» Dataset excerpts:
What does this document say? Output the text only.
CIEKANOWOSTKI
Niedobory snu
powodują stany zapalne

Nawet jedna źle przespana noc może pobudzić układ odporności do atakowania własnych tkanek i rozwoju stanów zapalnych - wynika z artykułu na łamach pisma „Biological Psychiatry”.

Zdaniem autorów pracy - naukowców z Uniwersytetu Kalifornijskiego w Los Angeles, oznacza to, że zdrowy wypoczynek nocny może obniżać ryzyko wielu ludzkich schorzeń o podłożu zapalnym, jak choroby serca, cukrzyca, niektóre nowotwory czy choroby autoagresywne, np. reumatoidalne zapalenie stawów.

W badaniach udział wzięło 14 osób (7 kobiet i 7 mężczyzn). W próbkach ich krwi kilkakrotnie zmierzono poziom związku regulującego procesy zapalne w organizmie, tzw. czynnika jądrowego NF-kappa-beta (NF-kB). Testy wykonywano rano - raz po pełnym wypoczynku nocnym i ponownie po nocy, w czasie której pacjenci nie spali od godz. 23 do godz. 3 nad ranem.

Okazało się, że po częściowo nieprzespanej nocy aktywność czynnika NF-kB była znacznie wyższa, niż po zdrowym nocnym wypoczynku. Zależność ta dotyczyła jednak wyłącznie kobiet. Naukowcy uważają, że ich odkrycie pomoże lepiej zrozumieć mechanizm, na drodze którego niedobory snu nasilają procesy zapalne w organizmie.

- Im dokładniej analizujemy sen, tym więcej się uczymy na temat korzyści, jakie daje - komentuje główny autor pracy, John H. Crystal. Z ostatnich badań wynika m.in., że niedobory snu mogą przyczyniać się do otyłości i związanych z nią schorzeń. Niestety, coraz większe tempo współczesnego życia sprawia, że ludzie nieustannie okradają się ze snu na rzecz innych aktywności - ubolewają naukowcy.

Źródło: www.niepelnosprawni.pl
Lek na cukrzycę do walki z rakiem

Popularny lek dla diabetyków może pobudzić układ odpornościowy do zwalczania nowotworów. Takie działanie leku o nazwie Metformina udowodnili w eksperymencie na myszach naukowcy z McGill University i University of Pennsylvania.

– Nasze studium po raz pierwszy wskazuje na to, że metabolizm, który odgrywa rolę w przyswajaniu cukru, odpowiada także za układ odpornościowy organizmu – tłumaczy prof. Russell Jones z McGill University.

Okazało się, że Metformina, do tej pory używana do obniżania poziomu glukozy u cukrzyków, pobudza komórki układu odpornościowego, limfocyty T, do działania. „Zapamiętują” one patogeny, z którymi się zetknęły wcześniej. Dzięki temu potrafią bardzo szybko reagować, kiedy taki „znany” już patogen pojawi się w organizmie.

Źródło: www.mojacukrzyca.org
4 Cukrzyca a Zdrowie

» Set exercise:
Only the number is wanted: how many lines in the preceding entries hold the string "czynnika"?

» Solution for this problem:
2